THE RECORDS ->
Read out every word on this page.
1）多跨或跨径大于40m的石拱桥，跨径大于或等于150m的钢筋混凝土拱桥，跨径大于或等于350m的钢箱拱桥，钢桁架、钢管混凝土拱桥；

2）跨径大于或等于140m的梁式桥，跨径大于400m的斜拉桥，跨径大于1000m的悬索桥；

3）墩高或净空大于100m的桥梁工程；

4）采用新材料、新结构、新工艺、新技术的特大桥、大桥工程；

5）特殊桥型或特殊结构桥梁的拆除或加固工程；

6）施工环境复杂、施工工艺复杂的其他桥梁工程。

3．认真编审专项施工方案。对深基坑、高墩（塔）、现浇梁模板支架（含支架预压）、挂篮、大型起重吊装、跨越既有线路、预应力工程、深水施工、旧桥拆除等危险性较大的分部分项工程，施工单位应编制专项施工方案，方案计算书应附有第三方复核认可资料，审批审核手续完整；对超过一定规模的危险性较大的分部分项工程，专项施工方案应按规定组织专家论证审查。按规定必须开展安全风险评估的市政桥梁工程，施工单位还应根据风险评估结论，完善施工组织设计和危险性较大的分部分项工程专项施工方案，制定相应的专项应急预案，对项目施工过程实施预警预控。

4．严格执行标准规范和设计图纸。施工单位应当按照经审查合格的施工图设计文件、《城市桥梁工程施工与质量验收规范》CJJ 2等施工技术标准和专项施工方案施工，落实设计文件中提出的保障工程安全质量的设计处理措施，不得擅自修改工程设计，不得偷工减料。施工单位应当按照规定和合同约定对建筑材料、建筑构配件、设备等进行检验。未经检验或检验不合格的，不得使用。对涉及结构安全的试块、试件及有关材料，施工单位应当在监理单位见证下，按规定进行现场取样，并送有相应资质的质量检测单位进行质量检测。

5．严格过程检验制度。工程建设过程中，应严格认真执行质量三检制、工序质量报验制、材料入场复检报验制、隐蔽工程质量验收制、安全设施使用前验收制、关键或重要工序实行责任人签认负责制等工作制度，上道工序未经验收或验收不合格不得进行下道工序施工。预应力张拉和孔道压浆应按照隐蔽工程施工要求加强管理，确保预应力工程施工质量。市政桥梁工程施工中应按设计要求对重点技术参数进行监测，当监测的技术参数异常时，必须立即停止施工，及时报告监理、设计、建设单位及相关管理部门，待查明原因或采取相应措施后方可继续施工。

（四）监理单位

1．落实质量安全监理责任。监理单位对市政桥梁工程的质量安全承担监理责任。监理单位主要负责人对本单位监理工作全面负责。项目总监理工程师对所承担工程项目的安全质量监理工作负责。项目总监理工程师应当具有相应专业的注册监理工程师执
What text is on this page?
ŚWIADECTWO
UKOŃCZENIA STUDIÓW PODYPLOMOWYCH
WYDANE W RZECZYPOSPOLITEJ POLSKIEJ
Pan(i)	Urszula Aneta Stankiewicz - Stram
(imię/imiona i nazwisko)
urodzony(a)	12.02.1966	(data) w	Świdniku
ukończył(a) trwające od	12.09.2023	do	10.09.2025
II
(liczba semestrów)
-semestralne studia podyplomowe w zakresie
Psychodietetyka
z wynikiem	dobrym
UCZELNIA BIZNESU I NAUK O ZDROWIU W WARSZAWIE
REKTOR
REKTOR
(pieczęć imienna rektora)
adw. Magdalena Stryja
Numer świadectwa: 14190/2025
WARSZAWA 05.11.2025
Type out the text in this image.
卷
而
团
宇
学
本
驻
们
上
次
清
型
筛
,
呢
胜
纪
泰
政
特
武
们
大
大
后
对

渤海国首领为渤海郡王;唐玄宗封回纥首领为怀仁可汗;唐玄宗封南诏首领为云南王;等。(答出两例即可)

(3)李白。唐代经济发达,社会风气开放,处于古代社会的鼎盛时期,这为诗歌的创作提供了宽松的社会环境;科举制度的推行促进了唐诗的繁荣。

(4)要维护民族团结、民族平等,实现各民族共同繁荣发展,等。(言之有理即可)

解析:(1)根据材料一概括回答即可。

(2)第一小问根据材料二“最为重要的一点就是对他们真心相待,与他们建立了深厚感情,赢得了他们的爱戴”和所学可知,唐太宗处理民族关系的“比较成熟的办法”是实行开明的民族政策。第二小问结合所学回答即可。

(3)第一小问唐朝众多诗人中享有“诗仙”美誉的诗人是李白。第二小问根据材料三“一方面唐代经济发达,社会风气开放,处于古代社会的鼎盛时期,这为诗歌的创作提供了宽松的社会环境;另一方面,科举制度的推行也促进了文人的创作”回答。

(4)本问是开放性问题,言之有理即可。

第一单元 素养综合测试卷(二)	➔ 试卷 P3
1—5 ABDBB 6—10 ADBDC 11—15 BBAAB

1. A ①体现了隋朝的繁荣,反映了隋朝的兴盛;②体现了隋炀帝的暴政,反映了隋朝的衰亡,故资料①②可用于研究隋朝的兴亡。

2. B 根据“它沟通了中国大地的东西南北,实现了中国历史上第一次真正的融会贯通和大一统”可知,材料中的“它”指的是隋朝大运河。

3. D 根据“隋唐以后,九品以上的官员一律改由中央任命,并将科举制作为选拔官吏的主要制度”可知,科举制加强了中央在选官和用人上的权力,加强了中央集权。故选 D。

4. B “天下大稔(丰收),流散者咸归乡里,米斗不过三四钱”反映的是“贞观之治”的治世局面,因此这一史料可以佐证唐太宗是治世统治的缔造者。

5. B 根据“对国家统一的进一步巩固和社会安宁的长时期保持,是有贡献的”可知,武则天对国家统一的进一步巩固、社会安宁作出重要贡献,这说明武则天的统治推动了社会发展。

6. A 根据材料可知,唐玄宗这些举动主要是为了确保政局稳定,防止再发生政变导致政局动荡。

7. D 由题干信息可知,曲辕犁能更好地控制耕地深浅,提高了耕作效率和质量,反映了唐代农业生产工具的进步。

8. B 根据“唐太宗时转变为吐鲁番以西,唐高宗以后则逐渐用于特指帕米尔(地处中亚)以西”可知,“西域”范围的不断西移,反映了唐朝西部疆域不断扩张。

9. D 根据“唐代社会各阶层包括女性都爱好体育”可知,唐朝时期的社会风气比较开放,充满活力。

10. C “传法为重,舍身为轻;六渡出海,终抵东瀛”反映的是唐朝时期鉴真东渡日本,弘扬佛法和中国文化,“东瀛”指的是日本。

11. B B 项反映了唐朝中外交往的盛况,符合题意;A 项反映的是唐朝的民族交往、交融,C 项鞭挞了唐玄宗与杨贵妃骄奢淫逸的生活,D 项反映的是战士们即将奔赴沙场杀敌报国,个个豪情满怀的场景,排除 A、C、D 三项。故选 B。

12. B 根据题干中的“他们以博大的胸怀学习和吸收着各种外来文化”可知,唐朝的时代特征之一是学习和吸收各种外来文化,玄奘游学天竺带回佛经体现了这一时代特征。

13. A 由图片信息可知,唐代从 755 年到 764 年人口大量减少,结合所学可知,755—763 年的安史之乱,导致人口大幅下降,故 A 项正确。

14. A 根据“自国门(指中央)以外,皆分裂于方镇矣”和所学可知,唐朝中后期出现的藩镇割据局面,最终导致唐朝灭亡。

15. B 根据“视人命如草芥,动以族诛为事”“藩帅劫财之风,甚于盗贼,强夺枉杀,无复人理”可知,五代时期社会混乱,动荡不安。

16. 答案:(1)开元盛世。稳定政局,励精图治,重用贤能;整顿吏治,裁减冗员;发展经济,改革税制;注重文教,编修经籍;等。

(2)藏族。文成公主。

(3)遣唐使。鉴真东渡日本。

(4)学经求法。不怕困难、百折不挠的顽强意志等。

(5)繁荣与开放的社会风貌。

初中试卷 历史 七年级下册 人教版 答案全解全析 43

TASK INSTRUCTIONS ->
Please reproduce every line of the material word for word.

WRITTEN ANSWER ->
Read out every word on this page.
1）多跨或跨径大于40m的石拱桥，跨径大于或等于150m的钢筋混凝土拱桥，跨径大于或等于350m的钢箱拱桥，钢桁架、钢管混凝土拱桥；

2）跨径大于或等于140m的梁式桥，跨径大于400m的斜拉桥，跨径大于1000m的悬索桥；

3）墩高或净空大于100m的桥梁工程；

4）采用新材料、新结构、新工艺、新技术的特大桥、大桥工程；

5）特殊桥型或特殊结构桥梁的拆除或加固工程；

6）施工环境复杂、施工工艺复杂的其他桥梁工程。

3．认真编审专项施工方案。对深基坑、高墩（塔）、现浇梁模板支架（含支架预压）、挂篮、大型起重吊装、跨越既有线路、预应力工程、深水施工、旧桥拆除等危险性较大的分部分项工程，施工单位应编制专项施工方案，方案计算书应附有第三方复核认可资料，审批审核手续完整；对超过一定规模的危险性较大的分部分项工程，专项施工方案应按规定组织专家论证审查。按规定必须开展安全风险评估的市政桥梁工程，施工单位还应根据风险评估结论，完善施工组织设计和危险性较大的分部分项工程专项施工方案，制定相应的专项应急预案，对项目施工过程实施预警预控。

4．严格执行标准规范和设计图纸。施工单位应当按照经审查合格的施工图设计文件、《城市桥梁工程施工与质量验收规范》CJJ 2等施工技术标准和专项施工方案施工，落实设计文件中提出的保障工程安全质量的设计处理措施，不得擅自修改工程设计，不得偷工减料。施工单位应当按照规定和合同约定对建筑材料、建筑构配件、设备等进行检验。未经检验或检验不合格的，不得使用。对涉及结构安全的试块、试件及有关材料，施工单位应当在监理单位见证下，按规定进行现场取样，并送有相应资质的质量检测单位进行质量检测。

5．严格过程检验制度。工程建设过程中，应严格认真执行质量三检制、工序质量报验制、材料入场复检报验制、隐蔽工程质量验收制、安全设施使用前验收制、关键或重要工序实行责任人签认负责制等工作制度，上道工序未经验收或验收不合格不得进行下道工序施工。预应力张拉和孔道压浆应按照隐蔽工程施工要求加强管理，确保预应力工程施工质量。市政桥梁工程施工中应按设计要求对重点技术参数进行监测，当监测的技术参数异常时，必须立即停止施工，及时报告监理、设计、建设单位及相关管理部门，待查明原因或采取相应措施后方可继续施工。

（四）监理单位

1．落实质量安全监理责任。监理单位对市政桥梁工程的质量安全承担监理责任。监理单位主要负责人对本单位监理工作全面负责。项目总监理工程师对所承担工程项目的安全质量监理工作负责。项目总监理工程师应当具有相应专业的注册监理工程师执
What text is on this page?
ŚWIADECTWO
UKOŃCZENIA STUDIÓW PODYPLOMOWYCH
WYDANE W RZECZYPOSPOLITEJ POLSKIEJ
Pan(i)	Urszula Aneta Stankiewicz - Stram
(imię/imiona i nazwisko)
urodzony(a)	12.02.1966	(data) w	Świdniku
ukończył(a) trwające od	12.09.2023	do	10.09.2025
II
(liczba semestrów)
-semestralne studia podyplomowe w zakresie
Psychodietetyka
z wynikiem	dobrym
UCZELNIA BIZNESU I NAUK O ZDROWIU W WARSZAWIE
REKTOR
REKTOR
(pieczęć imienna rektora)
adw. Magdalena Stryja
Numer świadectwa: 14190/2025
WARSZAWA 05.11.2025
Type out the text in this image.
卷
而
团
宇
学
本
驻
们
上
次
清
型
筛
,
呢
胜
纪
泰
政
特
武
们
大
大
后
对

渤海国首领为渤海郡王;唐玄宗封回纥首领为怀仁可汗;唐玄宗封南诏首领为云南王;等。(答出两例即可)

(3)李白。唐代经济发达,社会风气开放,处于古代社会的鼎盛时期,这为诗歌的创作提供了宽松的社会环境;科举制度的推行促进了唐诗的繁荣。

(4)要维护民族团结、民族平等,实现各民族共同繁荣发展,等。(言之有理即可)

解析:(1)根据材料一概括回答即可。

(2)第一小问根据材料二“最为重要的一点就是对他们真心相待,与他们建立了深厚感情,赢得了他们的爱戴”和所学可知,唐太宗处理民族关系的“比较成熟的办法”是实行开明的民族政策。第二小问结合所学回答即可。

(3)第一小问唐朝众多诗人中享有“诗仙”美誉的诗人是李白。第二小问根据材料三“一方面唐代经济发达,社会风气开放,处于古代社会的鼎盛时期,这为诗歌的创作提供了宽松的社会环境;另一方面,科举制度的推行也促进了文人的创作”回答。

(4)本问是开放性问题,言之有理即可。

第一单元 素养综合测试卷(二)	➔ 试卷 P3
1—5 ABDBB 6—10 ADBDC 11—15 BBAAB

1. A ①体现了隋朝的繁荣,反映了隋朝的兴盛;②体现了隋炀帝的暴政,反映了隋朝的衰亡,故资料①②可用于研究隋朝的兴亡。

2. B 根据“它沟通了中国大地的东西南北,实现了中国历史上第一次真正的融会贯通和大一统”可知,材料中的“它”指的是隋朝大运河。

3. D 根据“隋唐以后,九品以上的官员一律改由中央任命,并将科举制作为选拔官吏的主要制度”可知,科举制加强了中央在选官和用人上的权力,加强了中央集权。故选 D。

4. B “天下大稔(丰收),流散者咸归乡里,米斗不过三四钱”反映的是“贞观之治”的治世局面,因此这一史料可以佐证唐太宗是治世统治的缔造者。

5. B 根据“对国家统一的进一步巩固和社会安宁的长时期保持,是有贡献的”可知,武则天对国家统一的进一步巩固、社会安宁作出重要贡献,这说明武则天的统治推动了社会发展。

6. A 根据材料可知,唐玄宗这些举动主要是为了确保政局稳定,防止再发生政变导致政局动荡。

7. D 由题干信息可知,曲辕犁能更好地控制耕地深浅,提高了耕作效率和质量,反映了唐代农业生产工具的进步。

8. B 根据“唐太宗时转变为吐鲁番以西,唐高宗以后则逐渐用于特指帕米尔(地处中亚)以西”可知,“西域”范围的不断西移,反映了唐朝西部疆域不断扩张。

9. D 根据“唐代社会各阶层包括女性都爱好体育”可知,唐朝时期的社会风气比较开放,充满活力。

10. C “传法为重,舍身为轻;六渡出海,终抵东瀛”反映的是唐朝时期鉴真东渡日本,弘扬佛法和中国文化,“东瀛”指的是日本。

11. B B 项反映了唐朝中外交往的盛况,符合题意;A 项反映的是唐朝的民族交往、交融,C 项鞭挞了唐玄宗与杨贵妃骄奢淫逸的生活,D 项反映的是战士们即将奔赴沙场杀敌报国,个个豪情满怀的场景,排除 A、C、D 三项。故选 B。

12. B 根据题干中的“他们以博大的胸怀学习和吸收着各种外来文化”可知,唐朝的时代特征之一是学习和吸收各种外来文化,玄奘游学天竺带回佛经体现了这一时代特征。

13. A 由图片信息可知,唐代从 755 年到 764 年人口大量减少,结合所学可知,755—763 年的安史之乱,导致人口大幅下降,故 A 项正确。

14. A 根据“自国门(指中央)以外,皆分裂于方镇矣”和所学可知,唐朝中后期出现的藩镇割据局面,最终导致唐朝灭亡。

15. B 根据“视人命如草芥,动以族诛为事”“藩帅劫财之风,甚于盗贼,强夺枉杀,无复人理”可知,五代时期社会混乱,动荡不安。

16. 答案:(1)开元盛世。稳定政局,励精图治,重用贤能;整顿吏治,裁减冗员;发展经济,改革税制;注重文教,编修经籍;等。

(2)藏族。文成公主。

(3)遣唐使。鉴真东渡日本。

(4)学经求法。不怕困难、百折不挠的顽强意志等。

(5)繁荣与开放的社会风貌。

初中试卷 历史 七年级下册 人教版 答案全解全析 43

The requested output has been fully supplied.